SHORT PROBLEM: Reproduce all entries verbatim, with nothing added or dropped.

ENTRIES PROVIDED:
╔══
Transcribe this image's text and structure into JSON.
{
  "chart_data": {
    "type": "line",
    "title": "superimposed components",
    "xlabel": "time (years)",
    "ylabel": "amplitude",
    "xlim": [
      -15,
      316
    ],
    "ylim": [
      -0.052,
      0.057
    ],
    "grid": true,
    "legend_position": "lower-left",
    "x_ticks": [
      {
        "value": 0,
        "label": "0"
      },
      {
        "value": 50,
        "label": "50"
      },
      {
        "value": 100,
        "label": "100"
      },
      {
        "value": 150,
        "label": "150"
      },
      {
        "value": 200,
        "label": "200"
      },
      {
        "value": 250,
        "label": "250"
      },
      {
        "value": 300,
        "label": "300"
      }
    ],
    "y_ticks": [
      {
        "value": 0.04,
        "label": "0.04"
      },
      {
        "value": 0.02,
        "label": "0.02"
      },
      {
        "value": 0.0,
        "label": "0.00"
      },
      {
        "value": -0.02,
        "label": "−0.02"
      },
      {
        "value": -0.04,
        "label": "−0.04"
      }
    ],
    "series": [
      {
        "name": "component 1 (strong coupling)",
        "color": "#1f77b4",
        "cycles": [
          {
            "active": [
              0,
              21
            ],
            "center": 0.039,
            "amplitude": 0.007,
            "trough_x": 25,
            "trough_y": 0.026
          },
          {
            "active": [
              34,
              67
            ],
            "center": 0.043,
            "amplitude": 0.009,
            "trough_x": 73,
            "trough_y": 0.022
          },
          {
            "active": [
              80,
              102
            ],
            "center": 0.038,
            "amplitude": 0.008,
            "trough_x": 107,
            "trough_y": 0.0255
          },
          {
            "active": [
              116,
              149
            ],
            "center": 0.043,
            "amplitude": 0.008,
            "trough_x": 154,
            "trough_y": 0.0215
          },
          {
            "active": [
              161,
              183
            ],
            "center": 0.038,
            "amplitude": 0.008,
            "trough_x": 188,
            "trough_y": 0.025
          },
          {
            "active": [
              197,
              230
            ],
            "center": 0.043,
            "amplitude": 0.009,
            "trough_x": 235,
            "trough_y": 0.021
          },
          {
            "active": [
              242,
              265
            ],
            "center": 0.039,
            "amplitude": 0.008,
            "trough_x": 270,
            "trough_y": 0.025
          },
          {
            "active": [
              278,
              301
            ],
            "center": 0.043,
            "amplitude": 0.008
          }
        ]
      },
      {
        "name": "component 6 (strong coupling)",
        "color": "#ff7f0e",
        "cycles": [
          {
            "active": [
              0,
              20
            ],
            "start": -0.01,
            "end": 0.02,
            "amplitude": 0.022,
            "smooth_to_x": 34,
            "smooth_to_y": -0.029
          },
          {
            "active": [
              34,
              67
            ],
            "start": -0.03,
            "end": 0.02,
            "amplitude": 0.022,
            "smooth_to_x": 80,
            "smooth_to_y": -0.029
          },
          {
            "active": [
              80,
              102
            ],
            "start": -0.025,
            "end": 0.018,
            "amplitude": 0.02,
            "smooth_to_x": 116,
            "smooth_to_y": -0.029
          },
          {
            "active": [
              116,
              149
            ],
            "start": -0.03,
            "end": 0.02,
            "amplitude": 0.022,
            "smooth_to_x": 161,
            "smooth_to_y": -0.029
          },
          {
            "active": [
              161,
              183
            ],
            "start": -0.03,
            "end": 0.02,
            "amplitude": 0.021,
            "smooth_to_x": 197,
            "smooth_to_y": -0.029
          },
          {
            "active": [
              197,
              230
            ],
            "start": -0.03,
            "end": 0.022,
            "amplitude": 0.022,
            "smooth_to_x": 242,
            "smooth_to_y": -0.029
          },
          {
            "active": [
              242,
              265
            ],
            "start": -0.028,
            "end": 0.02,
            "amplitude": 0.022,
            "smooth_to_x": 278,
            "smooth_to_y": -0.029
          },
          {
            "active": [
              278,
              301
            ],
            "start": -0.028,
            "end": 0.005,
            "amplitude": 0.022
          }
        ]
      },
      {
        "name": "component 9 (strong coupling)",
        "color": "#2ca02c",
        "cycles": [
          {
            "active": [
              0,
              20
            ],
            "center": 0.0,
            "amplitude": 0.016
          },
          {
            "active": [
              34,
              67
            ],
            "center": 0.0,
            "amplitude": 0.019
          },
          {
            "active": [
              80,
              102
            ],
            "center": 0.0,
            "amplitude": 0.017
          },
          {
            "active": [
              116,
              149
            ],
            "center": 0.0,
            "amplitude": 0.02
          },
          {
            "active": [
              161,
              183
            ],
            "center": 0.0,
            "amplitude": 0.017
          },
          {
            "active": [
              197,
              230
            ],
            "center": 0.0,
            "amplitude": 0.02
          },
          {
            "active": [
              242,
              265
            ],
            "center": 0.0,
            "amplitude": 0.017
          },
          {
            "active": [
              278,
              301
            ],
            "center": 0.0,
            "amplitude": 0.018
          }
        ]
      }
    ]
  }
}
╚══
SOLUTION TO THE EXERCISE:
Transcribe this image's text and structure into JSON.
{
  "chart_data": {
    "type": "line",
    "title": "superimposed components",
    "xlabel": "time (years)",
    "ylabel": "amplitude",
    "xlim": [
      -15,
      316
    ],
    "ylim": [
      -0.052,
      0.057
    ],
    "grid": true,
    "legend_position": "lower-left",
    "x_ticks": [
      {
        "value": 0,
        "label": "0"
      },
      {
        "value": 50,
        "label": "50"
      },
      {
        "value": 100,
        "label": "100"
      },
      {
        "value": 150,
        "label": "150"
      },
      {
        "value": 200,
        "label": "200"
      },
      {
        "value": 250,
        "label": "250"
      },
      {
        "value": 300,
        "label": "300"
      }
    ],
    "y_ticks": [
      {
        "value": 0.04,
        "label": "0.04"
      },
      {
        "value": 0.02,
        "label": "0.02"
      },
      {
        "value": 0.0,
        "label": "0.00"
      },
      {
        "value": -0.02,
        "label": "−0.02"
      },
      {
        "value": -0.04,
        "label": "−0.04"
      }
    ],
    "series": [
      {
        "name": "component 1 (strong coupling)",
        "color": "#1f77b4",
        "cycles": [
          {
            "active": [
              0,
              21
            ],
            "center": 0.039,
            "amplitude": 0.007,
            "trough_x": 25,
            "trough_y": 0.026
          },
          {
            "active": [
              34,
              67
            ],
            "center": 0.043,
            "amplitude": 0.009,
            "trough_x": 73,
            "trough_y": 0.022
          },
          {
            "active": [
              80,
              102
            ],
            "center": 0.038,
            "amplitude": 0.008,
            "trough_x": 107,
            "trough_y": 0.0255
          },
          {
            "active": [
              116,
              149
            ],
            "center": 0.043,
            "amplitude": 0.008,
            "trough_x": 154,
            "trough_y": 0.0215
          },
          {
            "active": [
              161,
              183
            ],
            "center": 0.038,
            "amplitude": 0.008,
            "trough_x": 188,
            "trough_y": 0.025
          },
          {
            "active": [
              197,
              230
            ],
            "center": 0.043,
            "amplitude": 0.009,
            "trough_x": 235,
            "trough_y": 0.021
          },
          {
            "active": [
              242,
              265
            ],
            "center": 0.039,
            "amplitude": 0.008,
            "trough_x": 270,
            "trough_y": 0.025
          },
          {
            "active": [
              278,
              301
            ],
            "center": 0.043,
            "amplitude": 0.008
          }
        ]
      },
      {
        "name": "component 6 (strong coupling)",
        "color": "#ff7f0e",
        "cycles": [
          {
            "active": [
              0,
              20
            ],
            "start": -0.01,
            "end": 0.02,
            "amplitude": 0.022,
            "smooth_to_x": 34,
            "smooth_to_y": -0.029
          },
          {
            "active": [
              34,
              67
            ],
            "start": -0.03,
            "end": 0.02,
            "amplitude": 0.022,
            "smooth_to_x": 80,
            "smooth_to_y": -0.029
          },
          {
            "active": [
              80,
              102
            ],
            "start": -0.025,
            "end": 0.018,
            "amplitude": 0.02,
            "smooth_to_x": 116,
            "smooth_to_y": -0.029
          },
          {
            "active": [
              116,
              149
            ],
            "start": -0.03,
            "end": 0.02,
            "amplitude": 0.022,
            "smooth_to_x": 161,
            "smooth_to_y": -0.029
          },
          {
            "active": [
              161,
              183
            ],
            "start": -0.03,
            "end": 0.02,
            "amplitude": 0.021,
            "smooth_to_x": 197,
            "smooth_to_y": -0.029
          },
          {
            "active": [
              197,
              230
            ],
            "start": -0.03,
            "end": 0.022,
            "amplitude": 0.022,
            "smooth_to_x": 242,
            "smooth_to_y": -0.029
          },
          {
            "active": [
              242,
              265
            ],
            "start": -0.028,
            "end": 0.02,
            "amplitude": 0.022,
            "smooth_to_x": 278,
            "smooth_to_y": -0.029
          },
          {
            "active": [
              278,
              301
            ],
            "start": -0.028,
            "end": 0.005,
            "amplitude": 0.022
          }
        ]
      },
      {
        "name": "component 9 (strong coupling)",
        "color": "#2ca02c",
        "cycles": [
          {
            "active": [
              0,
              20
            ],
            "center": 0.0,
            "amplitude": 0.016
          },
          {
            "active": [
              34,
              67
            ],
            "center": 0.0,
            "amplitude": 0.019
          },
          {
            "active": [
              80,
              102
            ],
            "center": 0.0,
            "amplitude": 0.017
          },
          {
            "active": [
              116,
              149
            ],
            "center": 0.0,
            "amplitude": 0.02
          },
          {
            "active": [
              161,
              183
            ],
            "center": 0.0,
            "amplitude": 0.017
          },
          {
            "active": [
              197,
              230
            ],
            "center": 0.0,
            "amplitude": 0.02
          },
          {
            "active": [
              242,
              265
            ],
            "center": 0.0,
            "amplitude": 0.017
          },
          {
            "active": [
              278,
              301
            ],
            "center": 0.0,
            "amplitude": 0.018
          }
        ]
      }
    ]
  }
}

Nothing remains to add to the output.